Exercise passage →
---*---

Type I Interferon Drives a Cellular State Inert to TCR-Stimulation and Could Impede Effective T-Cell Differentiation in Cancer.

Abstract

Background: Head and neck squamous cell carcinoma (HNSCC) is linked to human papillomavirus (HPV) infection. HPV-positive and HPV-negative HNSCC exhibit distinct molecular and clinical characteristics. Although checkpoint inhibitors have shown efficiency in recurrent/metastatic HNSCC, response variability persists regardless of HPV status. This study aimed to explore the CD8⁺ T-cell landscape in HPV-negative HNSCC.

Methods: We performed simultaneous single-cell RNA and TCR sequencing of CD8⁺ tumor-infiltrating lymphocytes (TILs) from treatment-naïve HPV-negative HNSCC patients. Additionally, cells were stimulated ex vivo, which allowed for the tracking of clonal transcriptomic responses.

Results: Our analysis identified a subset of CD8⁺ TILs highly enriched for interferon-stimulated genes (ISG). TCR analysis revealed ISG cells are clonally related to a population of granzyme K (GZMK)-expressing cells. However, unlike GZMK cells, which exhibited rapid effector-like phenotypes following stimulation, ISG cells were transcriptionally inert. Additionally, ISG cells showed specific enrichment within tumor and were found across multiple tumor entities.

Conclusions: ISG-enriched CD8⁺ TILs are a consistent feature of various tumor entities. These cells are poorly understood but possess characteristics that may impact antitumor immunity. Understanding the unique properties and functionality of ISG cells could offer innovative treatment approaches to improve patient outcomes in HPV-negative HNSCC and other cancer types.

---*---

Given information →
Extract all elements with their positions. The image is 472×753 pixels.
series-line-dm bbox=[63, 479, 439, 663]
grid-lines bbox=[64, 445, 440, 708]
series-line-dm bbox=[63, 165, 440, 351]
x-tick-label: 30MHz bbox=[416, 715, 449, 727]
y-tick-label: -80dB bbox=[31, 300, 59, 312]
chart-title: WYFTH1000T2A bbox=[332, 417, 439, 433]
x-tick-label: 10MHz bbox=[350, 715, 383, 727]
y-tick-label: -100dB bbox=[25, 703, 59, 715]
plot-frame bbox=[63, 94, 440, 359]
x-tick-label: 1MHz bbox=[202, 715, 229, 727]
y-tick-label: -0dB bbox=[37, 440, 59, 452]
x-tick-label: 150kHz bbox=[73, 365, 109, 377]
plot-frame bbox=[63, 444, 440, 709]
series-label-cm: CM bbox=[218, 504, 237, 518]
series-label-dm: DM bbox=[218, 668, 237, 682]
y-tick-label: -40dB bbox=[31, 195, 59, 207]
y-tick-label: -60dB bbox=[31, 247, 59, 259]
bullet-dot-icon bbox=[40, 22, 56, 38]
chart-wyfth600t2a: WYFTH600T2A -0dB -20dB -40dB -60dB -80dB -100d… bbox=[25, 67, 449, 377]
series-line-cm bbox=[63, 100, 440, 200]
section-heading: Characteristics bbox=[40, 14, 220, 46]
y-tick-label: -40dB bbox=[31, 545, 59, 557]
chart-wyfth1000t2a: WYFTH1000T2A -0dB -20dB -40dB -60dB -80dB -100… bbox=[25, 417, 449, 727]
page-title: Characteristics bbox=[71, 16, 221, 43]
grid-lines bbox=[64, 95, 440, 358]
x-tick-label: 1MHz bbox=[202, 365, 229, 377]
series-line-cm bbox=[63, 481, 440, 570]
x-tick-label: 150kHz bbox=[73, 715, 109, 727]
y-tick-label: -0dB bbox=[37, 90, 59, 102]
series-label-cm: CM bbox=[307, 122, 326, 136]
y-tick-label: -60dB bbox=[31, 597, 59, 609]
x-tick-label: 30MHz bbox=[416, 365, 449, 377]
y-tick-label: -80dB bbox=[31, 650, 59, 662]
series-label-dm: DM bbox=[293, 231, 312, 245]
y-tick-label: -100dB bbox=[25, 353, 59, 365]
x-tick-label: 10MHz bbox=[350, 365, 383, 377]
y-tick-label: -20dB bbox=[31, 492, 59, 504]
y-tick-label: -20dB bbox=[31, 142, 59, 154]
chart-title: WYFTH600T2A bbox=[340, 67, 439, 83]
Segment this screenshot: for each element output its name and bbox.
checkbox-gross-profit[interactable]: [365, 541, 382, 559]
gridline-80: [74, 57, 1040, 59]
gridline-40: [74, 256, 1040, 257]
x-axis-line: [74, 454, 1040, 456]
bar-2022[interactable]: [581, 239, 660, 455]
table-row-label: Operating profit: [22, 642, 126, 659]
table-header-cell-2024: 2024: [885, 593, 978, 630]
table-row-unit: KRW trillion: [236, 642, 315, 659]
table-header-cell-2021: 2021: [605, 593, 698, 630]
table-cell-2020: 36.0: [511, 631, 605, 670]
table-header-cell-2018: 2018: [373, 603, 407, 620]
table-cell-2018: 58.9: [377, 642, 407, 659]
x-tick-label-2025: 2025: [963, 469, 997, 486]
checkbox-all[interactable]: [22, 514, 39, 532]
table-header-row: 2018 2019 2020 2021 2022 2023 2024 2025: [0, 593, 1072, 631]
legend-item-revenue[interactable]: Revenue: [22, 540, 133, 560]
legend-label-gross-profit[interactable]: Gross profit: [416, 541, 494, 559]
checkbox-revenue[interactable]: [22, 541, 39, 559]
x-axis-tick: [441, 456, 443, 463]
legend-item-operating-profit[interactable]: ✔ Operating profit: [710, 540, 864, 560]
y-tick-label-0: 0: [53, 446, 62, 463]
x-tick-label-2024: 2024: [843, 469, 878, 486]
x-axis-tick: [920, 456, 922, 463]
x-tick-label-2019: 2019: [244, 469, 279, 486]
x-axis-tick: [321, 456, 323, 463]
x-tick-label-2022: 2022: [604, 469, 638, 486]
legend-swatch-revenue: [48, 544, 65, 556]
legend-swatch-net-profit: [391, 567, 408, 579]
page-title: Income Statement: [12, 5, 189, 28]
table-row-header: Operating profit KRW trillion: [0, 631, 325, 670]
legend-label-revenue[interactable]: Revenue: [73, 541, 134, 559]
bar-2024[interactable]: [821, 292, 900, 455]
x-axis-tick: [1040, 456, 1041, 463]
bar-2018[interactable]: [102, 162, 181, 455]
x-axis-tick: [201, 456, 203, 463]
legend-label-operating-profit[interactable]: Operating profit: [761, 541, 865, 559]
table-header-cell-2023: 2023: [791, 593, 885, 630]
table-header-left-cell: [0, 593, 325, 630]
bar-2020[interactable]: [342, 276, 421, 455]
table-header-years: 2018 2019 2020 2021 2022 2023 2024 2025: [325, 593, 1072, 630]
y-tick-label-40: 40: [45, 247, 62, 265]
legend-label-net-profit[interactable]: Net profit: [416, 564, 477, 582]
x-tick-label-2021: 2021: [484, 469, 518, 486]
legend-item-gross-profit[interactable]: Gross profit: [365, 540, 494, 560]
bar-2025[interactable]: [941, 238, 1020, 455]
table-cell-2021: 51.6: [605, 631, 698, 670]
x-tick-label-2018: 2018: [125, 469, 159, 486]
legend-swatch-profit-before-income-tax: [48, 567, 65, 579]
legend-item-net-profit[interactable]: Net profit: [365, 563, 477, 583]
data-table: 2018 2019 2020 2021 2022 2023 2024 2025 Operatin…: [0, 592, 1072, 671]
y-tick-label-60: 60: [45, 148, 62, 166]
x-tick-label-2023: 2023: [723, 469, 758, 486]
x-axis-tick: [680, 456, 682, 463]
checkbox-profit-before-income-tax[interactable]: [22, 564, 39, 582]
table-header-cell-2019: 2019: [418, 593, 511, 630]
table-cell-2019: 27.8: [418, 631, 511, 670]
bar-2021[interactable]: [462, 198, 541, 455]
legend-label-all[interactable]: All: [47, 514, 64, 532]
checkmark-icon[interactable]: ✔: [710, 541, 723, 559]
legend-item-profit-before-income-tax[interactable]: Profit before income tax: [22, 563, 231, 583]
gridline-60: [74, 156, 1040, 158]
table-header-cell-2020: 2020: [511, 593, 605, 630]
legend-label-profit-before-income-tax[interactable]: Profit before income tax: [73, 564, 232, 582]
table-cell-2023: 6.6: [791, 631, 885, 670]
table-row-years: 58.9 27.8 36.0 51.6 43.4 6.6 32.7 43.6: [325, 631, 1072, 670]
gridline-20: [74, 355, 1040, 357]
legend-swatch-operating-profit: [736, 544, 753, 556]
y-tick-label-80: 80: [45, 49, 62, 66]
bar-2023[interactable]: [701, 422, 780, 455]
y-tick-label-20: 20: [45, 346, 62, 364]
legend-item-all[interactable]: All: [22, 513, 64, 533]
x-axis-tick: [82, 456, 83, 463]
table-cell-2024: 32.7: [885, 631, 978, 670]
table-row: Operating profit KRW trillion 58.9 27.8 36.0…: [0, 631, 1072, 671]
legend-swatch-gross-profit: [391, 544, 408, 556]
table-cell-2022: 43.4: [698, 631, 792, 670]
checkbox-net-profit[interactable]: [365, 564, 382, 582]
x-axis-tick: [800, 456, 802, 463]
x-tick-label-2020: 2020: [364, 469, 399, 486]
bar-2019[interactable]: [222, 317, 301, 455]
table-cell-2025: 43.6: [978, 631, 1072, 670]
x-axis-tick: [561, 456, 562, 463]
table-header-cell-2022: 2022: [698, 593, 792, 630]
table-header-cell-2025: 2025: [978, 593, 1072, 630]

---*---

Task directions →
Summarize the abstract on interferon-stimulated CD8⁺ T cells in two sentences.

Answer to the problem →
Single-cell RNA and TCR sequencing of CD8⁺ tumor-infiltrating lymphocytes from treatment-naïve patients with HPV-negative head and neck squamous cell carcinoma identified a subset highly enriched for interferon-stimulated genes. These cells are clonally related to granzyme K-expressing cells but, unlike them, stayed transcriptionally inert after ex vivo stimulation; they are specifically enriched within tumors and appear across multiple tumor entities.